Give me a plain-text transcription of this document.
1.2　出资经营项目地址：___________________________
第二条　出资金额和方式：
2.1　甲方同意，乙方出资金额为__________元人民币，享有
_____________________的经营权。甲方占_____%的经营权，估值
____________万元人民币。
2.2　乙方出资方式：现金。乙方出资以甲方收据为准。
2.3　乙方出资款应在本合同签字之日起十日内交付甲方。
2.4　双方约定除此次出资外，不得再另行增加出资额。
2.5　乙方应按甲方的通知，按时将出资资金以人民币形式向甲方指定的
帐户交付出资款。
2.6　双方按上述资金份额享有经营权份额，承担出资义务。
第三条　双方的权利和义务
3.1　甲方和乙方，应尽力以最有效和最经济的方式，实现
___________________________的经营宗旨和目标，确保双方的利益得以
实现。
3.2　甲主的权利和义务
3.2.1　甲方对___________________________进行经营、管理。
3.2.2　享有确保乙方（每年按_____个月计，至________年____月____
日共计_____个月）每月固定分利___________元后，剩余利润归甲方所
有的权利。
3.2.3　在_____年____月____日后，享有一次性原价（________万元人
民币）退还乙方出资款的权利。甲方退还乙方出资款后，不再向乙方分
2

+-------+

Request: Write out every entry again, keeping each line exactly the same.

Completed exercise:
Give me a plain-text transcription of this document.
1.2　出资经营项目地址：___________________________
第二条　出资金额和方式：
2.1　甲方同意，乙方出资金额为__________元人民币，享有
_____________________的经营权。甲方占_____%的经营权，估值
____________万元人民币。
2.2　乙方出资方式：现金。乙方出资以甲方收据为准。
2.3　乙方出资款应在本合同签字之日起十日内交付甲方。
2.4　双方约定除此次出资外，不得再另行增加出资额。
2.5　乙方应按甲方的通知，按时将出资资金以人民币形式向甲方指定的
帐户交付出资款。
2.6　双方按上述资金份额享有经营权份额，承担出资义务。
第三条　双方的权利和义务
3.1　甲方和乙方，应尽力以最有效和最经济的方式，实现
___________________________的经营宗旨和目标，确保双方的利益得以
实现。
3.2　甲主的权利和义务
3.2.1　甲方对___________________________进行经营、管理。
3.2.2　享有确保乙方（每年按_____个月计，至________年____月____
日共计_____个月）每月固定分利___________元后，剩余利润归甲方所
有的权利。
3.2.3　在_____年____月____日后，享有一次性原价（________万元人
民币）退还乙方出资款的权利。甲方退还乙方出资款后，不再向乙方分
2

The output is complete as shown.